— Begin Data to use —

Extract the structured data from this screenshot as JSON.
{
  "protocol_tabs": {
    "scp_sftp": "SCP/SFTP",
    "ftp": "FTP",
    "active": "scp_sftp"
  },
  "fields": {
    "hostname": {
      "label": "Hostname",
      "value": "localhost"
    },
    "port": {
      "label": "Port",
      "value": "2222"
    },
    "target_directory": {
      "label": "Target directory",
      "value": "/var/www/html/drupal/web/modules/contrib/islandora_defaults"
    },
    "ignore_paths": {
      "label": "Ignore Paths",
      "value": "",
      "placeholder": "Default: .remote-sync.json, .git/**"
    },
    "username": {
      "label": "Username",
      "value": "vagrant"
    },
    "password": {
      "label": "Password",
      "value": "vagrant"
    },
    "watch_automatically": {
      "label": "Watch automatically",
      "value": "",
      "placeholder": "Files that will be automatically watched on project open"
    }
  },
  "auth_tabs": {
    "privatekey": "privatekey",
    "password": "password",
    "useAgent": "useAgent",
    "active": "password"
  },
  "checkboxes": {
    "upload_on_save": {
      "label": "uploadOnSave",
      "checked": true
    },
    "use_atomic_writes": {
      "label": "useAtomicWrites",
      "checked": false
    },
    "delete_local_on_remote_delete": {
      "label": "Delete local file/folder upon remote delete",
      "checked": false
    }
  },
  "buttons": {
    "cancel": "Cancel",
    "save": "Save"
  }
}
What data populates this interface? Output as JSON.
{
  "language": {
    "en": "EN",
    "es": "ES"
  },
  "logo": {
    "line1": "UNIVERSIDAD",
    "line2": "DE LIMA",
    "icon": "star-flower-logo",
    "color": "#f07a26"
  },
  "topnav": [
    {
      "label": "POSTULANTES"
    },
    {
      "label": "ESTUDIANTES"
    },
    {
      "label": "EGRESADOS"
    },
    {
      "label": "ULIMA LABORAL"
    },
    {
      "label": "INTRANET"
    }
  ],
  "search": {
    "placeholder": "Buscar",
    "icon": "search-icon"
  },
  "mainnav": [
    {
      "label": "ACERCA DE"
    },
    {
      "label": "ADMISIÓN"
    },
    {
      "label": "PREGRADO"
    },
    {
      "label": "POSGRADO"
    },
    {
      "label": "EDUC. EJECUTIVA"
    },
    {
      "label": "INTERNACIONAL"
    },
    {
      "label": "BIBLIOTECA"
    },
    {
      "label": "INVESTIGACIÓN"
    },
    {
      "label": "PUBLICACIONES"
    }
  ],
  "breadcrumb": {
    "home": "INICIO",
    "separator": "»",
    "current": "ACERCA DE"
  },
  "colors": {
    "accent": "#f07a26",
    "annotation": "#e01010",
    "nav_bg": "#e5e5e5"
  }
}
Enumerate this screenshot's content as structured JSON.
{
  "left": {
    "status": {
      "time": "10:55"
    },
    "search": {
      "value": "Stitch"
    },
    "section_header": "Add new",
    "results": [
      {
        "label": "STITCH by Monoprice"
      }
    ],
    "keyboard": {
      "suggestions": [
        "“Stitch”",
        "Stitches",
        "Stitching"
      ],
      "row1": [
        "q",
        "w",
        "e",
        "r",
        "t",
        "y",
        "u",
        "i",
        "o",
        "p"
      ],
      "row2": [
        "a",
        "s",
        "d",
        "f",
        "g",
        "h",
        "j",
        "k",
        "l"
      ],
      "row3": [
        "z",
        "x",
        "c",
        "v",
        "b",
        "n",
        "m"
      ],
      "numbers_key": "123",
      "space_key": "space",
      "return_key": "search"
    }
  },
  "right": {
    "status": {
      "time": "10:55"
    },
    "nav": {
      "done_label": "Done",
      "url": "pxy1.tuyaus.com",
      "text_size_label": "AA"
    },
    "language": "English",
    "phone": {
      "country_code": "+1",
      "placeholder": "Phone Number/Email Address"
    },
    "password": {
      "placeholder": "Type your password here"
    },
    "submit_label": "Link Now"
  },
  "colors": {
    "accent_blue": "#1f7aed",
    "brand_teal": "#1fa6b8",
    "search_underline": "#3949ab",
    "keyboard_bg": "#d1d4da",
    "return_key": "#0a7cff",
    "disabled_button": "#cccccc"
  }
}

— End Data to use —

Short problem: Return all of the entries exactly as written.

Final result:
Extract the structured data from this screenshot as JSON.
{
  "protocol_tabs": {
    "scp_sftp": "SCP/SFTP",
    "ftp": "FTP",
    "active": "scp_sftp"
  },
  "fields": {
    "hostname": {
      "label": "Hostname",
      "value": "localhost"
    },
    "port": {
      "label": "Port",
      "value": "2222"
    },
    "target_directory": {
      "label": "Target directory",
      "value": "/var/www/html/drupal/web/modules/contrib/islandora_defaults"
    },
    "ignore_paths": {
      "label": "Ignore Paths",
      "value": "",
      "placeholder": "Default: .remote-sync.json, .git/**"
    },
    "username": {
      "label": "Username",
      "value": "vagrant"
    },
    "password": {
      "label": "Password",
      "value": "vagrant"
    },
    "watch_automatically": {
      "label": "Watch automatically",
      "value": "",
      "placeholder": "Files that will be automatically watched on project open"
    }
  },
  "auth_tabs": {
    "privatekey": "privatekey",
    "password": "password",
    "useAgent": "useAgent",
    "active": "password"
  },
  "checkboxes": {
    "upload_on_save": {
      "label": "uploadOnSave",
      "checked": true
    },
    "use_atomic_writes": {
      "label": "useAtomicWrites",
      "checked": false
    },
    "delete_local_on_remote_delete": {
      "label": "Delete local file/folder upon remote delete",
      "checked": false
    }
  },
  "buttons": {
    "cancel": "Cancel",
    "save": "Save"
  }
}
What data populates this interface? Output as JSON.
{
  "language": {
    "en": "EN",
    "es": "ES"
  },
  "logo": {
    "line1": "UNIVERSIDAD",
    "line2": "DE LIMA",
    "icon": "star-flower-logo",
    "color": "#f07a26"
  },
  "topnav": [
    {
      "label": "POSTULANTES"
    },
    {
      "label": "ESTUDIANTES"
    },
    {
      "label": "EGRESADOS"
    },
    {
      "label": "ULIMA LABORAL"
    },
    {
      "label": "INTRANET"
    }
  ],
  "search": {
    "placeholder": "Buscar",
    "icon": "search-icon"
  },
  "mainnav": [
    {
      "label": "ACERCA DE"
    },
    {
      "label": "ADMISIÓN"
    },
    {
      "label": "PREGRADO"
    },
    {
      "label": "POSGRADO"
    },
    {
      "label": "EDUC. EJECUTIVA"
    },
    {
      "label": "INTERNACIONAL"
    },
    {
      "label": "BIBLIOTECA"
    },
    {
      "label": "INVESTIGACIÓN"
    },
    {
      "label": "PUBLICACIONES"
    }
  ],
  "breadcrumb": {
    "home": "INICIO",
    "separator": "»",
    "current": "ACERCA DE"
  },
  "colors": {
    "accent": "#f07a26",
    "annotation": "#e01010",
    "nav_bg": "#e5e5e5"
  }
}
Enumerate this screenshot's content as structured JSON.
{
  "left": {
    "status": {
      "time": "10:55"
    },
    "search": {
      "value": "Stitch"
    },
    "section_header": "Add new",
    "results": [
      {
        "label": "STITCH by Monoprice"
      }
    ],
    "keyboard": {
      "suggestions": [
        "“Stitch”",
        "Stitches",
        "Stitching"
      ],
      "row1": [
        "q",
        "w",
        "e",
        "r",
        "t",
        "y",
        "u",
        "i",
        "o",
        "p"
      ],
      "row2": [
        "a",
        "s",
        "d",
        "f",
        "g",
        "h",
        "j",
        "k",
        "l"
      ],
      "row3": [
        "z",
        "x",
        "c",
        "v",
        "b",
        "n",
        "m"
      ],
      "numbers_key": "123",
      "space_key": "space",
      "return_key": "search"
    }
  },
  "right": {
    "status": {
      "time": "10:55"
    },
    "nav": {
      "done_label": "Done",
      "url": "pxy1.tuyaus.com",
      "text_size_label": "AA"
    },
    "language": "English",
    "phone": {
      "country_code": "+1",
      "placeholder": "Phone Number/Email Address"
    },
    "password": {
      "placeholder": "Type your password here"
    },
    "submit_label": "Link Now"
  },
  "colors": {
    "accent_blue": "#1f7aed",
    "brand_teal": "#1fa6b8",
    "search_underline": "#3949ab",
    "keyboard_bg": "#d1d4da",
    "return_key": "#0a7cff",
    "disabled_button": "#cccccc"
  }
}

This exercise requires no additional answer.